Find the string "Высота" and gather every line that holds it.
^^^^^^^^^^^^^^^^
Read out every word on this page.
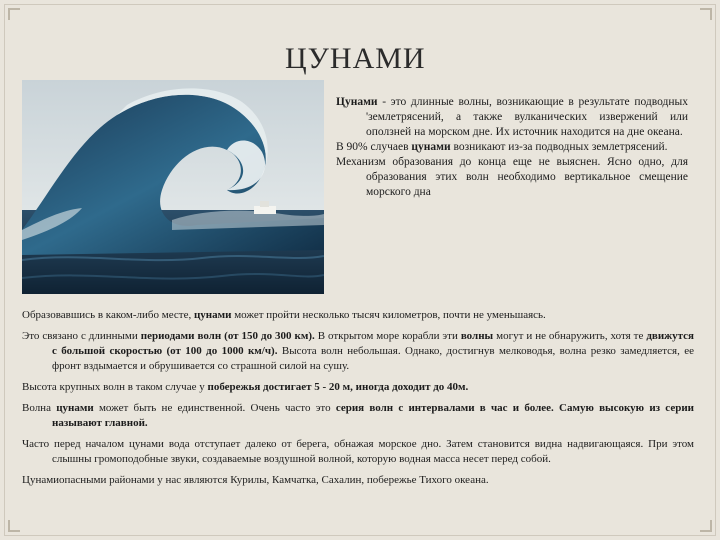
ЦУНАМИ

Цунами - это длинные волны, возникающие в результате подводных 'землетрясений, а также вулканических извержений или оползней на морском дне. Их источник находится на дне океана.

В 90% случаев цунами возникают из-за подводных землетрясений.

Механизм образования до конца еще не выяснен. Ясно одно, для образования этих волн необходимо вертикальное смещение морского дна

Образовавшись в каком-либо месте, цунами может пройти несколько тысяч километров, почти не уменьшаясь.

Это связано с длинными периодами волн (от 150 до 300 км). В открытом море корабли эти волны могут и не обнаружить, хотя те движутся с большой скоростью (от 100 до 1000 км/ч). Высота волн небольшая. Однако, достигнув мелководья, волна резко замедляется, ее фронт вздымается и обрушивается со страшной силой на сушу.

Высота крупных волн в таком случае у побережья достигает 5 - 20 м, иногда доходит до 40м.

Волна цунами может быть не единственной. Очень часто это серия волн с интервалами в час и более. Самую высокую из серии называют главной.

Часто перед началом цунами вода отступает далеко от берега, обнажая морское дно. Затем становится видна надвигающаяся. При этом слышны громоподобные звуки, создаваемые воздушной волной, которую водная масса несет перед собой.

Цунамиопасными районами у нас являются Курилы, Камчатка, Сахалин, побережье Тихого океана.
^^^^^^^^^^^^^^^^
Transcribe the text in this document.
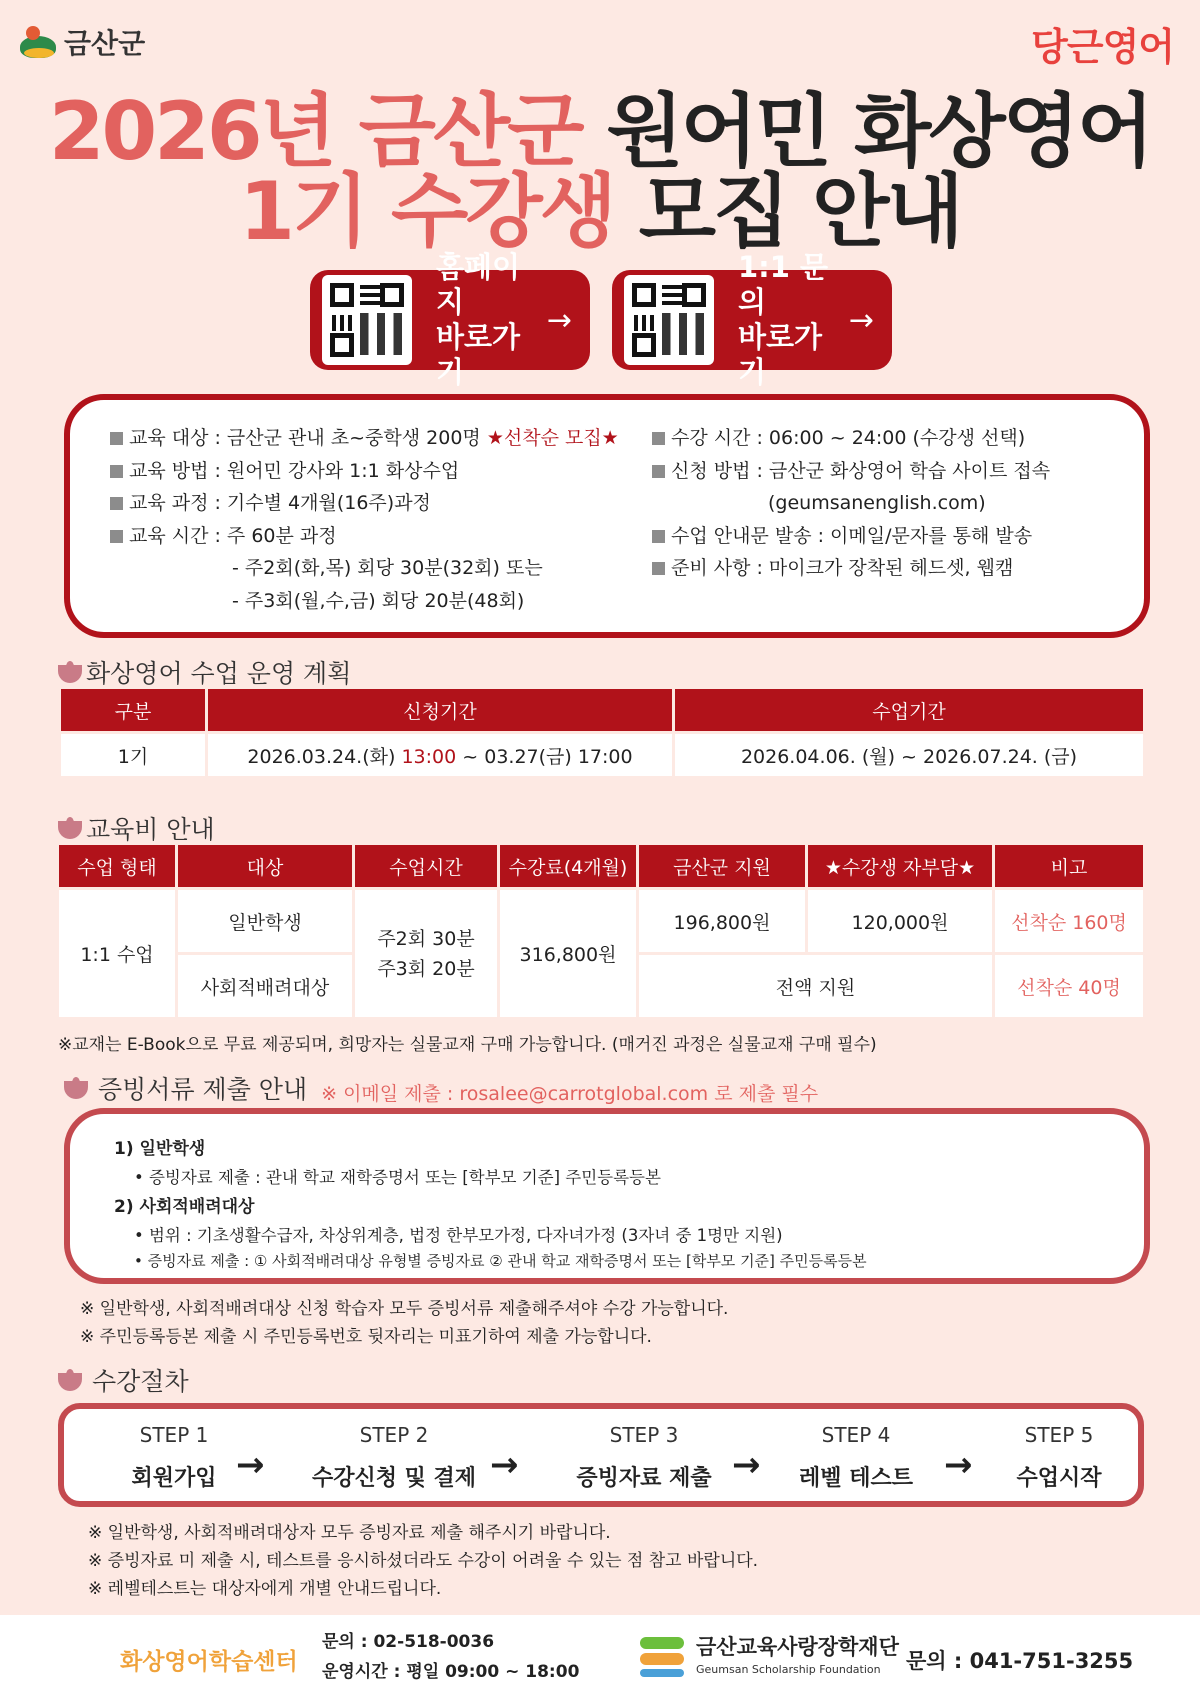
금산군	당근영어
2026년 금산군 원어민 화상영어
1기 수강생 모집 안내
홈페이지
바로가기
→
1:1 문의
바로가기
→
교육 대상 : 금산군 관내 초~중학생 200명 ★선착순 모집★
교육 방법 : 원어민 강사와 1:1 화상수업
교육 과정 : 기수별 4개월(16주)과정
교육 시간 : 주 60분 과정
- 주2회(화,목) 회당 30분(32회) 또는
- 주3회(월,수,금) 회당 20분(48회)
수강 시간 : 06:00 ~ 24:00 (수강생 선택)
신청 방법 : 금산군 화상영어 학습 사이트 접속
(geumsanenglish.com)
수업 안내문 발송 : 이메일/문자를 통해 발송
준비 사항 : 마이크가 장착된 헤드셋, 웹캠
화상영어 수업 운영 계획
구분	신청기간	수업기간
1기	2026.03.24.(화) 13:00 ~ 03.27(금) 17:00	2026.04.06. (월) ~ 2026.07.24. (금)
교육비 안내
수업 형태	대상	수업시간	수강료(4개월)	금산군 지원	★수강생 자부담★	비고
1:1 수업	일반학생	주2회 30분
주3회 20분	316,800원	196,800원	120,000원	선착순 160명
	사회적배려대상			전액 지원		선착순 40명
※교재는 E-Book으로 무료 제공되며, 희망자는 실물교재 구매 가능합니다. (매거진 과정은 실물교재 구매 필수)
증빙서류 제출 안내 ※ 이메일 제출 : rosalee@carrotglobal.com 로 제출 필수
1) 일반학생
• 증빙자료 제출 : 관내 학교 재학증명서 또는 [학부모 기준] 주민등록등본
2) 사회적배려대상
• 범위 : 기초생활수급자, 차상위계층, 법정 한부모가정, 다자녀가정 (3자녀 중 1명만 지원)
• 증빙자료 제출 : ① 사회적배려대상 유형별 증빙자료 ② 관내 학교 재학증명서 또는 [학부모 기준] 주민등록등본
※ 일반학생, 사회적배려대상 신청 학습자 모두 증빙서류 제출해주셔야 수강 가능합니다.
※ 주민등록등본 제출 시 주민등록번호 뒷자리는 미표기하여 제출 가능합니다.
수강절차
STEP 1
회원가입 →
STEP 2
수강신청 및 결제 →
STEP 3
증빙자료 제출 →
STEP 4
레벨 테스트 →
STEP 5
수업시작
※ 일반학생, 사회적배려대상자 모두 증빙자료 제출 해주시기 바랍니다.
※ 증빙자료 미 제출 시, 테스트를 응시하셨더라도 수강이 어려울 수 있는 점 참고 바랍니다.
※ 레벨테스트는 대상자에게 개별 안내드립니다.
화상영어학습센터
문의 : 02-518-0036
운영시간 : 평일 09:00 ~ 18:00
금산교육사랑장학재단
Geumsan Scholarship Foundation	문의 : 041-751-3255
^^^^^^^^^^^^^^^^
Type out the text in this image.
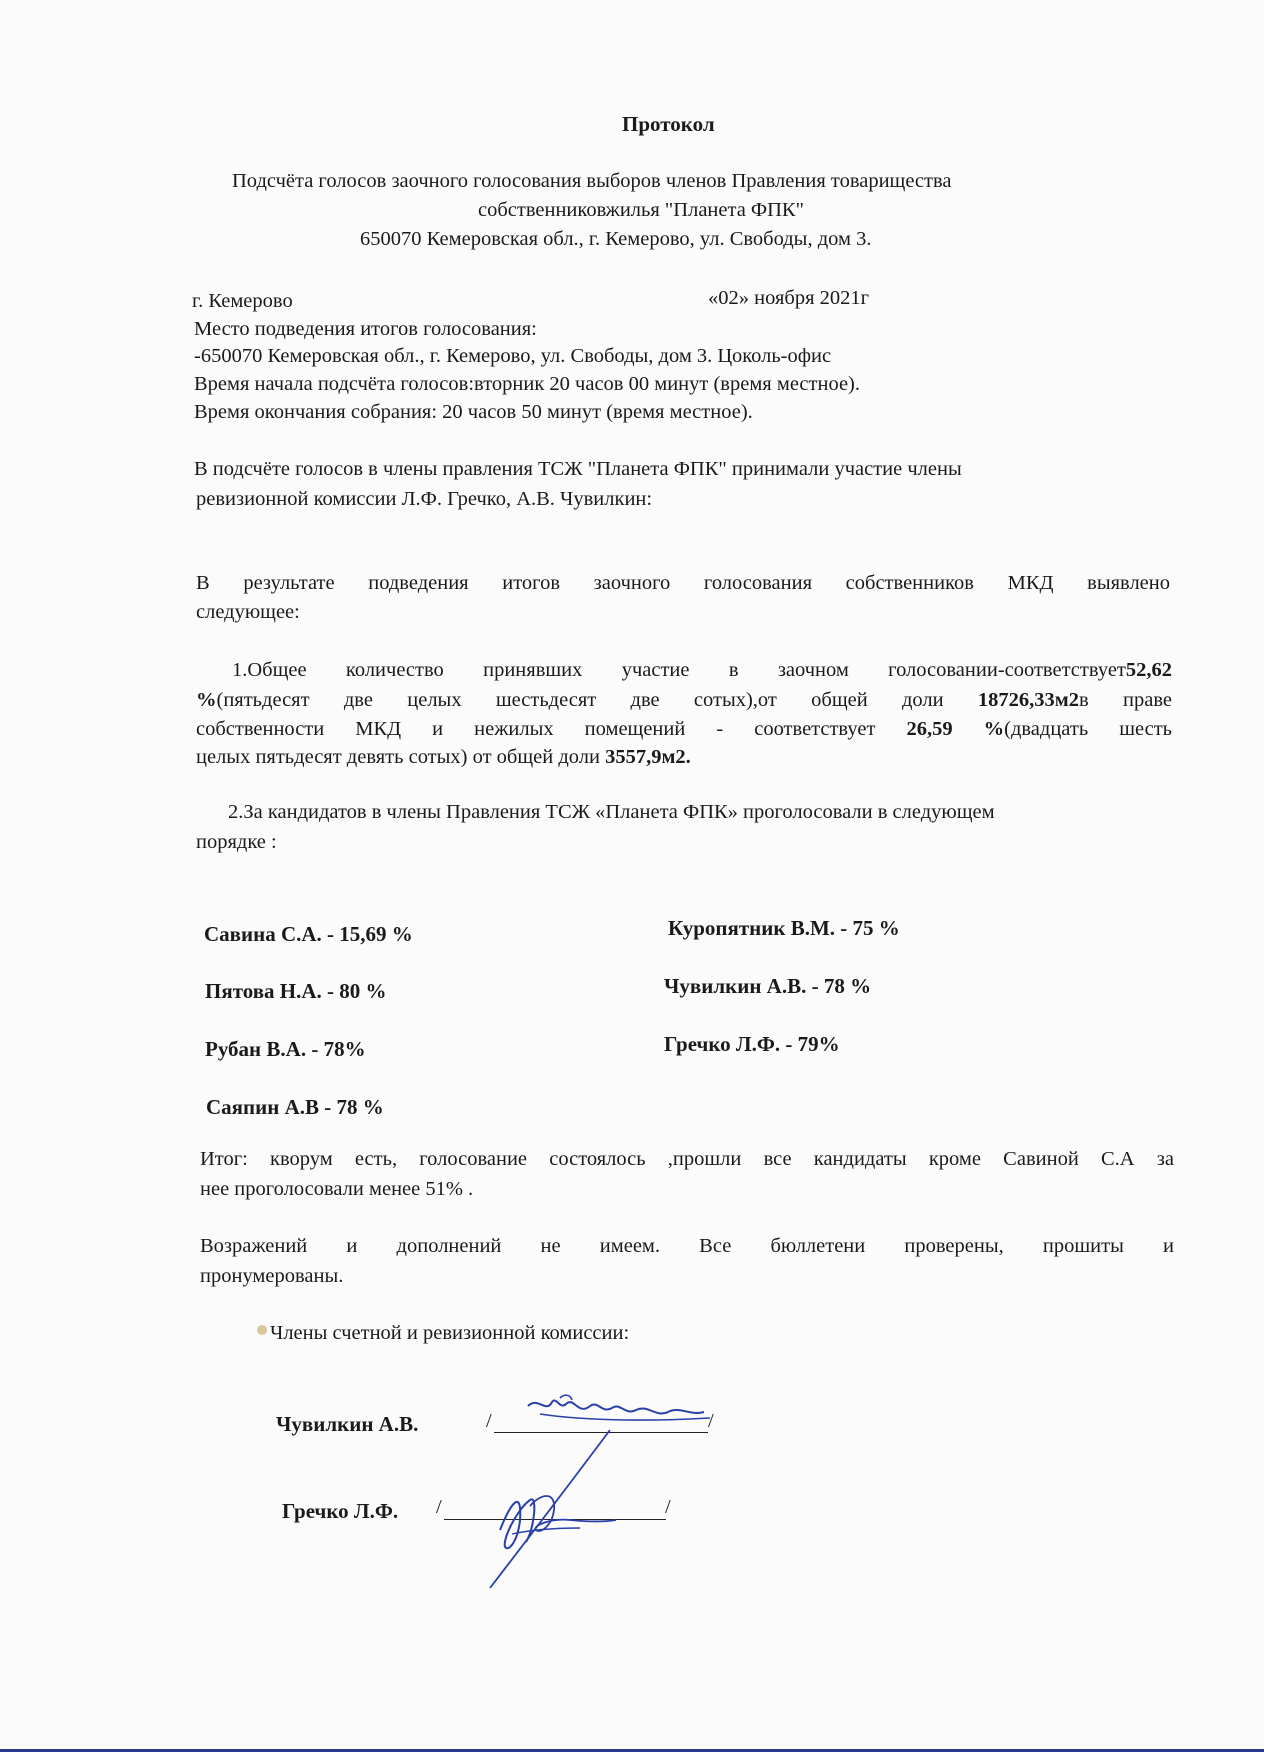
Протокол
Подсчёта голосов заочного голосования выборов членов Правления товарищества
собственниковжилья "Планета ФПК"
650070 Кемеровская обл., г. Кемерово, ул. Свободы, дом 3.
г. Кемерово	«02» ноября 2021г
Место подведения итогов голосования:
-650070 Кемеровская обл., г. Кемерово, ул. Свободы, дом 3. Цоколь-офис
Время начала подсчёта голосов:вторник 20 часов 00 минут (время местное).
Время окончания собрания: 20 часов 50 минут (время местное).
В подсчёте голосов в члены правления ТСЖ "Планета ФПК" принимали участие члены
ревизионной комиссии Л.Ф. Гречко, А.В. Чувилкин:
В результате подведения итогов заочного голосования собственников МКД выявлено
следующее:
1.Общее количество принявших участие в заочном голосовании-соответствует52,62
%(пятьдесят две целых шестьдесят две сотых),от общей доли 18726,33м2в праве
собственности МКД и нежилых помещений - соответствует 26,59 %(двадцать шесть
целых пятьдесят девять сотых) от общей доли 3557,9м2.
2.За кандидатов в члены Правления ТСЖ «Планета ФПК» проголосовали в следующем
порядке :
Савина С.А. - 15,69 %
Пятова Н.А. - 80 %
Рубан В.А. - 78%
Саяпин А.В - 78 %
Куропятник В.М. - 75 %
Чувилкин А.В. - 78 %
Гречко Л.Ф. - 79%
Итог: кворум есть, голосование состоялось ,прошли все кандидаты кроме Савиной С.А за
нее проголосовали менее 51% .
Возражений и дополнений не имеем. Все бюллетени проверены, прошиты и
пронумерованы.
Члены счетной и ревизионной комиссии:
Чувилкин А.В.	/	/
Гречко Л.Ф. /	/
^^^^^^^^^^^^^^^^
> _Reply to the exercise_
Это связано с длинными периодами волн (от 150 до 300 км). В открытом море корабли эти волны могут и не обнаружить, хотя те движутся с большой скоростью (от 100 до 1000 км/ч). Высота волн небольшая. Однако, достигнув мелководья, волна резко замедляется, ее фронт вздымается и обрушивается со страшной силой на сушу.
Высота крупных волн в таком случае у побережья достигает 5 - 20 м, иногда доходит до 40м.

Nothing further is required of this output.